_Given problem_.
Reproduce the records exactly.

---

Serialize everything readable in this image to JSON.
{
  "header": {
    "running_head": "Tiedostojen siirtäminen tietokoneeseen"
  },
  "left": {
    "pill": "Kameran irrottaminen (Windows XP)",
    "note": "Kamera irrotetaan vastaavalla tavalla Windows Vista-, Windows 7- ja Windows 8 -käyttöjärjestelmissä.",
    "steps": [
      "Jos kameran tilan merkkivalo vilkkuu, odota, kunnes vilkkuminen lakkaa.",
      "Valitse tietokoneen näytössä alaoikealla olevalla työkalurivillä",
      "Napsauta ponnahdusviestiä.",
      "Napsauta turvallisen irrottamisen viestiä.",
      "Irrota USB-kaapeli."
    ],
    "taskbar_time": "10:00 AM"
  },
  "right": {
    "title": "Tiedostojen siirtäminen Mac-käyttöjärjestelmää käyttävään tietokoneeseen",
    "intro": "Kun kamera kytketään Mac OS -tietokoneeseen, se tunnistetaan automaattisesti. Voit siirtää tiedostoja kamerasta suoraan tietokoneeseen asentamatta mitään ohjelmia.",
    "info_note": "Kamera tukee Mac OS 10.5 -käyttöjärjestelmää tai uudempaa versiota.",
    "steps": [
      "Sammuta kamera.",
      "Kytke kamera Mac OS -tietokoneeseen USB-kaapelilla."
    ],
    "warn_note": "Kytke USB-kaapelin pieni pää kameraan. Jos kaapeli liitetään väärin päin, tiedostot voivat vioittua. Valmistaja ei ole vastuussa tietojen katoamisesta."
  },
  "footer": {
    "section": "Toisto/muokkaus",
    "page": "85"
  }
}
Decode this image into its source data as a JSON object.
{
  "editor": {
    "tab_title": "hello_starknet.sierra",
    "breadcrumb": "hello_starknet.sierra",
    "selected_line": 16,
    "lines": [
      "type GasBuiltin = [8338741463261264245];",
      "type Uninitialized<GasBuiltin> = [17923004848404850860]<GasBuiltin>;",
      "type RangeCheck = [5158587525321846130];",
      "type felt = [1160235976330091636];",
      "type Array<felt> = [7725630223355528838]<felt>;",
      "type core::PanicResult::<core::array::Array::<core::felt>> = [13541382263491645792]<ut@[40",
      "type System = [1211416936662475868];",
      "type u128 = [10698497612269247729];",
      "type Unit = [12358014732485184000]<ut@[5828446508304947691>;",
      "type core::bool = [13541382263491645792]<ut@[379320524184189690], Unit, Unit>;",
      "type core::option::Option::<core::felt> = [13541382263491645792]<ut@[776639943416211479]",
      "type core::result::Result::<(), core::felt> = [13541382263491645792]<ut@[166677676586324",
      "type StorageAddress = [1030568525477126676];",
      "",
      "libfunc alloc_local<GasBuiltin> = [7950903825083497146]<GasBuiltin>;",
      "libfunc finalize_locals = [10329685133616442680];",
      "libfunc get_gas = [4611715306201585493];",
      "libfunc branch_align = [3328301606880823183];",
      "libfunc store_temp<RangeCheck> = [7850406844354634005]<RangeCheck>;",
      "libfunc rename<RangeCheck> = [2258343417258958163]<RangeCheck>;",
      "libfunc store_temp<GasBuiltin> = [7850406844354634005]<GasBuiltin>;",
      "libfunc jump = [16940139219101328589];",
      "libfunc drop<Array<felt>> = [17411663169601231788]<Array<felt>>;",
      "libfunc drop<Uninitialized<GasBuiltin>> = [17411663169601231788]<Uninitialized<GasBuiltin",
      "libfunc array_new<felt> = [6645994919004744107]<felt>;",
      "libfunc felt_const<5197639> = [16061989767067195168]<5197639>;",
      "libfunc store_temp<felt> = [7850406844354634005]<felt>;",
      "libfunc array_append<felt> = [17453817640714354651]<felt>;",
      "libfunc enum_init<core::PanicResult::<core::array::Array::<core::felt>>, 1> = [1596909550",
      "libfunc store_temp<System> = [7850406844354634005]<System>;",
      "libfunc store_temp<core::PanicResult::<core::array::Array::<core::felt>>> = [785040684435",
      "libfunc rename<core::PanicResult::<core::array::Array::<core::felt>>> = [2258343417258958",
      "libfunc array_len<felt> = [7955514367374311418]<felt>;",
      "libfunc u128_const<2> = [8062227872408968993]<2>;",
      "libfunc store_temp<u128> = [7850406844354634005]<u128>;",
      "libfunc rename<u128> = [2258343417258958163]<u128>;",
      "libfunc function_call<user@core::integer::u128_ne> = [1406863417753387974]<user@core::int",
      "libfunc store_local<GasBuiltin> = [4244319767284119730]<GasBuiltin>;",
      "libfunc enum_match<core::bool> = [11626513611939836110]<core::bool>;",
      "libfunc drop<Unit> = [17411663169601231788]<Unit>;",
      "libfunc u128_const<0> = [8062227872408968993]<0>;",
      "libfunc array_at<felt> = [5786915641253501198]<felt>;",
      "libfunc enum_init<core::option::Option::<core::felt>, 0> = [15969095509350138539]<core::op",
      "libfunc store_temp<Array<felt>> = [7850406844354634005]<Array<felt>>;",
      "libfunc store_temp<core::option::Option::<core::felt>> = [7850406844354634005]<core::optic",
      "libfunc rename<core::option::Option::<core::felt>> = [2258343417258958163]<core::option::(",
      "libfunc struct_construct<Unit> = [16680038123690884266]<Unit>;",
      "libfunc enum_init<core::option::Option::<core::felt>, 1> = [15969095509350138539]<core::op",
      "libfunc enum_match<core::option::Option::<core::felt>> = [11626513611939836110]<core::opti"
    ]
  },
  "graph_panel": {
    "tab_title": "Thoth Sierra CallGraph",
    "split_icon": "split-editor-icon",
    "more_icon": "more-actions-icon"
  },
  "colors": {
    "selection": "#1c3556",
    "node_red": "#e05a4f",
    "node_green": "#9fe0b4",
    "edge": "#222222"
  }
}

---

_Written solution_.
Serialize everything readable in this image to JSON.
{
  "header": {
    "running_head": "Tiedostojen siirtäminen tietokoneeseen"
  },
  "left": {
    "pill": "Kameran irrottaminen (Windows XP)",
    "note": "Kamera irrotetaan vastaavalla tavalla Windows Vista-, Windows 7- ja Windows 8 -käyttöjärjestelmissä.",
    "steps": [
      "Jos kameran tilan merkkivalo vilkkuu, odota, kunnes vilkkuminen lakkaa.",
      "Valitse tietokoneen näytössä alaoikealla olevalla työkalurivillä",
      "Napsauta ponnahdusviestiä.",
      "Napsauta turvallisen irrottamisen viestiä.",
      "Irrota USB-kaapeli."
    ],
    "taskbar_time": "10:00 AM"
  },
  "right": {
    "title": "Tiedostojen siirtäminen Mac-käyttöjärjestelmää käyttävään tietokoneeseen",
    "intro": "Kun kamera kytketään Mac OS -tietokoneeseen, se tunnistetaan automaattisesti. Voit siirtää tiedostoja kamerasta suoraan tietokoneeseen asentamatta mitään ohjelmia.",
    "info_note": "Kamera tukee Mac OS 10.5 -käyttöjärjestelmää tai uudempaa versiota.",
    "steps": [
      "Sammuta kamera.",
      "Kytke kamera Mac OS -tietokoneeseen USB-kaapelilla."
    ],
    "warn_note": "Kytke USB-kaapelin pieni pää kameraan. Jos kaapeli liitetään väärin päin, tiedostot voivat vioittua. Valmistaja ei ole vastuussa tietojen katoamisesta."
  },
  "footer": {
    "section": "Toisto/muokkaus",
    "page": "85"
  }
}
Decode this image into its source data as a JSON object.
{
  "editor": {
    "tab_title": "hello_starknet.sierra",
    "breadcrumb": "hello_starknet.sierra",
    "selected_line": 16,
    "lines": [
      "type GasBuiltin = [8338741463261264245];",
      "type Uninitialized<GasBuiltin> = [17923004848404850860]<GasBuiltin>;",
      "type RangeCheck = [5158587525321846130];",
      "type felt = [1160235976330091636];",
      "type Array<felt> = [7725630223355528838]<felt>;",
      "type core::PanicResult::<core::array::Array::<core::felt>> = [13541382263491645792]<ut@[40",
      "type System = [1211416936662475868];",
      "type u128 = [10698497612269247729];",
      "type Unit = [12358014732485184000]<ut@[5828446508304947691>;",
      "type core::bool = [13541382263491645792]<ut@[379320524184189690], Unit, Unit>;",
      "type core::option::Option::<core::felt> = [13541382263491645792]<ut@[776639943416211479]",
      "type core::result::Result::<(), core::felt> = [13541382263491645792]<ut@[166677676586324",
      "type StorageAddress = [1030568525477126676];",
      "",
      "libfunc alloc_local<GasBuiltin> = [7950903825083497146]<GasBuiltin>;",
      "libfunc finalize_locals = [10329685133616442680];",
      "libfunc get_gas = [4611715306201585493];",
      "libfunc branch_align = [3328301606880823183];",
      "libfunc store_temp<RangeCheck> = [7850406844354634005]<RangeCheck>;",
      "libfunc rename<RangeCheck> = [2258343417258958163]<RangeCheck>;",
      "libfunc store_temp<GasBuiltin> = [7850406844354634005]<GasBuiltin>;",
      "libfunc jump = [16940139219101328589];",
      "libfunc drop<Array<felt>> = [17411663169601231788]<Array<felt>>;",
      "libfunc drop<Uninitialized<GasBuiltin>> = [17411663169601231788]<Uninitialized<GasBuiltin",
      "libfunc array_new<felt> = [6645994919004744107]<felt>;",
      "libfunc felt_const<5197639> = [16061989767067195168]<5197639>;",
      "libfunc store_temp<felt> = [7850406844354634005]<felt>;",
      "libfunc array_append<felt> = [17453817640714354651]<felt>;",
      "libfunc enum_init<core::PanicResult::<core::array::Array::<core::felt>>, 1> = [1596909550",
      "libfunc store_temp<System> = [7850406844354634005]<System>;",
      "libfunc store_temp<core::PanicResult::<core::array::Array::<core::felt>>> = [785040684435",
      "libfunc rename<core::PanicResult::<core::array::Array::<core::felt>>> = [2258343417258958",
      "libfunc array_len<felt> = [7955514367374311418]<felt>;",
      "libfunc u128_const<2> = [8062227872408968993]<2>;",
      "libfunc store_temp<u128> = [7850406844354634005]<u128>;",
      "libfunc rename<u128> = [2258343417258958163]<u128>;",
      "libfunc function_call<user@core::integer::u128_ne> = [1406863417753387974]<user@core::int",
      "libfunc store_local<GasBuiltin> = [4244319767284119730]<GasBuiltin>;",
      "libfunc enum_match<core::bool> = [11626513611939836110]<core::bool>;",
      "libfunc drop<Unit> = [17411663169601231788]<Unit>;",
      "libfunc u128_const<0> = [8062227872408968993]<0>;",
      "libfunc array_at<felt> = [5786915641253501198]<felt>;",
      "libfunc enum_init<core::option::Option::<core::felt>, 0> = [15969095509350138539]<core::op",
      "libfunc store_temp<Array<felt>> = [7850406844354634005]<Array<felt>>;",
      "libfunc store_temp<core::option::Option::<core::felt>> = [7850406844354634005]<core::optic",
      "libfunc rename<core::option::Option::<core::felt>> = [2258343417258958163]<core::option::(",
      "libfunc struct_construct<Unit> = [16680038123690884266]<Unit>;",
      "libfunc enum_init<core::option::Option::<core::felt>, 1> = [15969095509350138539]<core::op",
      "libfunc enum_match<core::option::Option::<core::felt>> = [11626513611939836110]<core::opti"
    ]
  },
  "graph_panel": {
    "tab_title": "Thoth Sierra CallGraph",
    "split_icon": "split-editor-icon",
    "more_icon": "more-actions-icon"
  },
  "colors": {
    "selection": "#1c3556",
    "node_red": "#e05a4f",
    "node_green": "#9fe0b4",
    "edge": "#222222"
  }
}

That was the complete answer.